## GOAL OF THE EXERCISE
Filter the data for lines with the word "that", then copy every line so identified.

--- start of SUPPLIED MATERIAL ---

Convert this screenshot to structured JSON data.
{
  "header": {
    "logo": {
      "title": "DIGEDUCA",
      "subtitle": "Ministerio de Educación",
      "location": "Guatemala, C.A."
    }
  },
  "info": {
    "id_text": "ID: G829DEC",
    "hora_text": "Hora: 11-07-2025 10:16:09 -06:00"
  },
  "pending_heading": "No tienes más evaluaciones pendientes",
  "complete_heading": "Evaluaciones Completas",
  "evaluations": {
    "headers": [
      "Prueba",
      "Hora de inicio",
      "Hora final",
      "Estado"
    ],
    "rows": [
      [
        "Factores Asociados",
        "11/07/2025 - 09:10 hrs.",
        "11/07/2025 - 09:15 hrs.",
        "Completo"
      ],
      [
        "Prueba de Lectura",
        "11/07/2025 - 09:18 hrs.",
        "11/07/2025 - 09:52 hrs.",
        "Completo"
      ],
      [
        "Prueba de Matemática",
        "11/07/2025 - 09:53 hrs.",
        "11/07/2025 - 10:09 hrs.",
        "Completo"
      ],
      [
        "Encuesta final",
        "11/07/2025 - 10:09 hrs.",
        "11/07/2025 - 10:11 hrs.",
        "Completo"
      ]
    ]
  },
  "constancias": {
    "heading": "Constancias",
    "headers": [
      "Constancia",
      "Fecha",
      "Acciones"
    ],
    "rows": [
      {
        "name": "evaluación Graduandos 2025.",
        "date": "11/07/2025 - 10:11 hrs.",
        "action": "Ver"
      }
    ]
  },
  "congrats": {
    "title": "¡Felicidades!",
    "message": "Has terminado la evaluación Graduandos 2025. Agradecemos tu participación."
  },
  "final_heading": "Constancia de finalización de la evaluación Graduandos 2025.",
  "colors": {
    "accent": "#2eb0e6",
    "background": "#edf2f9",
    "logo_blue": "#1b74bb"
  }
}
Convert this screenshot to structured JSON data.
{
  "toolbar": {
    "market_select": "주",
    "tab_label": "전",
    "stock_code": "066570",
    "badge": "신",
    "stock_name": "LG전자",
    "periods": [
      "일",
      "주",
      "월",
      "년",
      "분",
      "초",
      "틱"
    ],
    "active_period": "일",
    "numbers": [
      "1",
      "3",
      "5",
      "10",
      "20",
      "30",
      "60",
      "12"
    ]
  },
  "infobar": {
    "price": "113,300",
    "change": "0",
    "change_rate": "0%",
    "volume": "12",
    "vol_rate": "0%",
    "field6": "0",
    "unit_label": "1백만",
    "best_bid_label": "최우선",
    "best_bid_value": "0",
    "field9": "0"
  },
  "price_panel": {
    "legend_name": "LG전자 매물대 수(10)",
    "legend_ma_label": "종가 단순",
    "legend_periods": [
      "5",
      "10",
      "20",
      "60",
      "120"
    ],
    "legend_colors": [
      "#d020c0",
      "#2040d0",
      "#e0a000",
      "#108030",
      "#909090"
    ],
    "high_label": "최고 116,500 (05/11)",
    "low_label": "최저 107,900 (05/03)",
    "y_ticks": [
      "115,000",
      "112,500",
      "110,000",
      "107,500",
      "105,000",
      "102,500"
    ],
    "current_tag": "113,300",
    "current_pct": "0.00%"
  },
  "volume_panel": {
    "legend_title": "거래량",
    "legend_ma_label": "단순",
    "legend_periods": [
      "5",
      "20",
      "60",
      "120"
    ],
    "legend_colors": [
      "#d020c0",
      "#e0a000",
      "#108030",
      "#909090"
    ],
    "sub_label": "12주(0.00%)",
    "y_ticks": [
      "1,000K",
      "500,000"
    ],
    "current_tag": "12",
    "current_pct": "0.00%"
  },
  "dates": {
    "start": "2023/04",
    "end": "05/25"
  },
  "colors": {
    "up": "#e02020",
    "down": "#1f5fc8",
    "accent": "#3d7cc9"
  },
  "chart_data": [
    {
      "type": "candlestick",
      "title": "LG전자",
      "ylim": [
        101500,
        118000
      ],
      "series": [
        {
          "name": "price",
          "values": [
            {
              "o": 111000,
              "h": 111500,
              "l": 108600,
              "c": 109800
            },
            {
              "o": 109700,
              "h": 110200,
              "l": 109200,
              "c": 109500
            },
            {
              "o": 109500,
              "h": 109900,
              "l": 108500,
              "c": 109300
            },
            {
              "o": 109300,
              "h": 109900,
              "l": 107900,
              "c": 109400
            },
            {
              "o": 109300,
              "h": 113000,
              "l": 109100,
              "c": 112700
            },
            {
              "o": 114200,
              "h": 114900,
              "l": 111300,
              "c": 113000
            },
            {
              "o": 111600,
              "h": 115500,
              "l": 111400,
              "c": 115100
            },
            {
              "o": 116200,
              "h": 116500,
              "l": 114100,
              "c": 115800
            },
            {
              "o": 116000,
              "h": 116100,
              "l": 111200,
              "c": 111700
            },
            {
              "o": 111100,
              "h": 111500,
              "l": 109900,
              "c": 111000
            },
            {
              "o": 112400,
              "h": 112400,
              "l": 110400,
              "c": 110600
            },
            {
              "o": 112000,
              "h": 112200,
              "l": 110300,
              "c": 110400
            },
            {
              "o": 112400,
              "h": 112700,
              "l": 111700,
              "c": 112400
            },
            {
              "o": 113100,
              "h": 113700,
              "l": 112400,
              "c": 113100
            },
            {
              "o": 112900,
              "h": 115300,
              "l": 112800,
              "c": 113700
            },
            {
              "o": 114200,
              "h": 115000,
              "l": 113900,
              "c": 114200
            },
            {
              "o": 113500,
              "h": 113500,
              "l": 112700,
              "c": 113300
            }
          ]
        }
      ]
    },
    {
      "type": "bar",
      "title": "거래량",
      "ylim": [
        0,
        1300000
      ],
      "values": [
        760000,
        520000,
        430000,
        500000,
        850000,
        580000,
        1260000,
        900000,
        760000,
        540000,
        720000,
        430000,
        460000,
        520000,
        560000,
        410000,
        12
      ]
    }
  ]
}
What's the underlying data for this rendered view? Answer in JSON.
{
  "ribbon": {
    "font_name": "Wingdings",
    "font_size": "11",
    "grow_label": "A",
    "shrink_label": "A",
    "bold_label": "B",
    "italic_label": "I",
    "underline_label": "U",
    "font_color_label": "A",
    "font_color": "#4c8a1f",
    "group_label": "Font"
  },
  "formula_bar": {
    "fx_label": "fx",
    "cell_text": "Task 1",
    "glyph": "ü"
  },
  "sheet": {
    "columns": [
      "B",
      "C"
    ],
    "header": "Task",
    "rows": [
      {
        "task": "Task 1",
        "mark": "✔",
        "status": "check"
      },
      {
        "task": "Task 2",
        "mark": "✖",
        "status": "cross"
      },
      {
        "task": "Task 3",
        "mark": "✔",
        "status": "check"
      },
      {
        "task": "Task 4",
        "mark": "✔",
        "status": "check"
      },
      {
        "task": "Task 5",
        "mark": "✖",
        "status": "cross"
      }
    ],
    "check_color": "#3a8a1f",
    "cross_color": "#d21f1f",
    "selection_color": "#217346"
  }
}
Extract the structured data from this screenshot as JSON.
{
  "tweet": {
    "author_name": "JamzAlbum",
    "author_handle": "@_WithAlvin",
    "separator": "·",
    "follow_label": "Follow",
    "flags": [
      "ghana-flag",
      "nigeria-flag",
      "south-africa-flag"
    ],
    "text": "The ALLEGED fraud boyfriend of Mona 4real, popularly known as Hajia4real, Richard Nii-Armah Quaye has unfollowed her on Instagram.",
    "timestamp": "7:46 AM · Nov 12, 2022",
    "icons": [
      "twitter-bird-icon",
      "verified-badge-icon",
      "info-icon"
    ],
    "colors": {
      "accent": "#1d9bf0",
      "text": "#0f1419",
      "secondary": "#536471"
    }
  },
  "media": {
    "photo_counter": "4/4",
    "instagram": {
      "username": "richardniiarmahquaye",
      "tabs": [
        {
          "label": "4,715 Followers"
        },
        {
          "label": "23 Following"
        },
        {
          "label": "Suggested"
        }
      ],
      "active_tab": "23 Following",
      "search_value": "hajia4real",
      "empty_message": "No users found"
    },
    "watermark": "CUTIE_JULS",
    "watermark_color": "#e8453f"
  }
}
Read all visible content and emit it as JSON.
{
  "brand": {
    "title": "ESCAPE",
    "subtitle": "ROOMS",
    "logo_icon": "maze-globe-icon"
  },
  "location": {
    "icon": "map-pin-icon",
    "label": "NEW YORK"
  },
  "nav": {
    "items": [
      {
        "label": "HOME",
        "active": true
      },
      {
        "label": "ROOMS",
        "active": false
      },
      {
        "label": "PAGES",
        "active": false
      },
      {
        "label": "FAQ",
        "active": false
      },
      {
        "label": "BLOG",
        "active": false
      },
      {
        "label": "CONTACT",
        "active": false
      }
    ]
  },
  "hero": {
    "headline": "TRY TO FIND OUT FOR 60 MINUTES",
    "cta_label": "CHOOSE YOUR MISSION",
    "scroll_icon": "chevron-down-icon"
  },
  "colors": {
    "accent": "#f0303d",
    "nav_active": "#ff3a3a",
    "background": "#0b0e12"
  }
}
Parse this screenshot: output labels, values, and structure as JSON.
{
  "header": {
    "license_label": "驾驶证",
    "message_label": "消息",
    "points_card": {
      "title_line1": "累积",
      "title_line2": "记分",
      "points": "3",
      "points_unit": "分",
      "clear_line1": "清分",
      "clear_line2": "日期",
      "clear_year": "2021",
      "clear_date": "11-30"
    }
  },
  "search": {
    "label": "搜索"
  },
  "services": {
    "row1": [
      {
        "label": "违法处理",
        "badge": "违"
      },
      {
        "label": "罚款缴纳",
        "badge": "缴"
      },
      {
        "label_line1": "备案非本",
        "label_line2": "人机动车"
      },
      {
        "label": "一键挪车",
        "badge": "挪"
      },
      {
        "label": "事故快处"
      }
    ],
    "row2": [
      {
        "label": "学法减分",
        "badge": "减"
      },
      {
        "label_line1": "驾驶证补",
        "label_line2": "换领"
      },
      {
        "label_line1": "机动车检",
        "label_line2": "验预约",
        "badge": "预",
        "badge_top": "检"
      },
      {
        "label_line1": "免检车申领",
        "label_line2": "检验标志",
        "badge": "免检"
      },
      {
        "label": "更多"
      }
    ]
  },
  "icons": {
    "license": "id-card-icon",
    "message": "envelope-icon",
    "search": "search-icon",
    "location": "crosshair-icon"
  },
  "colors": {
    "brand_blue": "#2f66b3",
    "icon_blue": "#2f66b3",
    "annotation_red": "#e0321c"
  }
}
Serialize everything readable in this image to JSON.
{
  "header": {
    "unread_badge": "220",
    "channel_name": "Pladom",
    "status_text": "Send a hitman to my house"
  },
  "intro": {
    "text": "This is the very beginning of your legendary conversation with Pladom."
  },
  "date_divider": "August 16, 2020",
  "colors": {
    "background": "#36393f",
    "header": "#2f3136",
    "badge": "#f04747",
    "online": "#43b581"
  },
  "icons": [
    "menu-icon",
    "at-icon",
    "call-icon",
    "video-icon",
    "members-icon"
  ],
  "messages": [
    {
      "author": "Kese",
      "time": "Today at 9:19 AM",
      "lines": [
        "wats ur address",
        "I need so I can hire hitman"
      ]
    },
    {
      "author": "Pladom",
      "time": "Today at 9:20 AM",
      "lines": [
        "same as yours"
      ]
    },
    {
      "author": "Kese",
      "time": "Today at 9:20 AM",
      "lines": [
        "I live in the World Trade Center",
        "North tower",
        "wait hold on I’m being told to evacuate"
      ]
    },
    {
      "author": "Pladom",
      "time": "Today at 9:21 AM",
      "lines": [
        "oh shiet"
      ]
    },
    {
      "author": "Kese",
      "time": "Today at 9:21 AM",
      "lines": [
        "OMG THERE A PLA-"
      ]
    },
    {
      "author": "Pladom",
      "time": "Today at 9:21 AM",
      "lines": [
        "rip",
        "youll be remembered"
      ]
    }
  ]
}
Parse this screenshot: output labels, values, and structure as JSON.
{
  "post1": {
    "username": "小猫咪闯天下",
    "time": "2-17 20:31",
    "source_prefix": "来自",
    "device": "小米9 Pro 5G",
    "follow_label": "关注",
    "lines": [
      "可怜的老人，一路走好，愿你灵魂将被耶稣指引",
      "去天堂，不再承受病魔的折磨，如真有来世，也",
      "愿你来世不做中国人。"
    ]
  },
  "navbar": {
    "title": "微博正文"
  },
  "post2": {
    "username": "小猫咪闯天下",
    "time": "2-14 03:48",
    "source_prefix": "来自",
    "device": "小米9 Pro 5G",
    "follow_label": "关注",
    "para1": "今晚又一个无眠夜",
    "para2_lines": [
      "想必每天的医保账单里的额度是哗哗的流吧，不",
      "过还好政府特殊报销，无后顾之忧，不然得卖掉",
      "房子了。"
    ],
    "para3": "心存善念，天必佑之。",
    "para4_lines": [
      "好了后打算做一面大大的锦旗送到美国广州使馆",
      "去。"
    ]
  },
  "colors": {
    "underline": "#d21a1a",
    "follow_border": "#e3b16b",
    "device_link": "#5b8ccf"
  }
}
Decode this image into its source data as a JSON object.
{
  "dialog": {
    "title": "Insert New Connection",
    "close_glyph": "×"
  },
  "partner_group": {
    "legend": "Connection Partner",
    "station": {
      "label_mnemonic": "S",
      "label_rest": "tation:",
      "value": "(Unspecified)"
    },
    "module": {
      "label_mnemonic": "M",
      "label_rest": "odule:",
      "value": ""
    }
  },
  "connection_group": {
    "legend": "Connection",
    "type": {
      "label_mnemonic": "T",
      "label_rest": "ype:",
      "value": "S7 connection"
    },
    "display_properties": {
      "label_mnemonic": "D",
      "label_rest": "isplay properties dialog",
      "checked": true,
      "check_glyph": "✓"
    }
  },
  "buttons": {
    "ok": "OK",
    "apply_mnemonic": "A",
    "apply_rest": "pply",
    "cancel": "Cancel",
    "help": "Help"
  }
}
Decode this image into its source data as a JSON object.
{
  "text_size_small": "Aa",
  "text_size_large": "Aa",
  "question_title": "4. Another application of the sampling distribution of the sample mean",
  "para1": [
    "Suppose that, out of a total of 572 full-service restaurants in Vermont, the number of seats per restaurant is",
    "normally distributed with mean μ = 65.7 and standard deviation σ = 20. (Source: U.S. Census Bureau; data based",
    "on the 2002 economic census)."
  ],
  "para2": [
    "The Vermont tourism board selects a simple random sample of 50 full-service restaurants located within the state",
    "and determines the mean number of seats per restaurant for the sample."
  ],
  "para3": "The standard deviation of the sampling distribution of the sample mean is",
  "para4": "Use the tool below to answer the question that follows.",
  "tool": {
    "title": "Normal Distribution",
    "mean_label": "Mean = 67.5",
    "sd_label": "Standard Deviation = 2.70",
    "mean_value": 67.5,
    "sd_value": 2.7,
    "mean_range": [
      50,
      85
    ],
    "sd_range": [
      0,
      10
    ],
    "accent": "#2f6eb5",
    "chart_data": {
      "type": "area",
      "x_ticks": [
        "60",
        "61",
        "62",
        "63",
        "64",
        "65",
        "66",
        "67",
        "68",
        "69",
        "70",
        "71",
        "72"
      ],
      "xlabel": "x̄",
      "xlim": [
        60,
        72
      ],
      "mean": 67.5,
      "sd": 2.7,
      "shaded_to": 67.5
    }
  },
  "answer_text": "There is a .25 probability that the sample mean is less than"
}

--- end of SUPPLIED MATERIAL ---

## ANSWER TO THE PROBLEM
    "Suppose that, out of a total of 572 full-service restaurants in Vermont, the number of seats per restaurant is",
  "para4": "Use the tool below to answer the question that follows.",
  "answer_text": "There is a .25 probability that the sample mean is less than"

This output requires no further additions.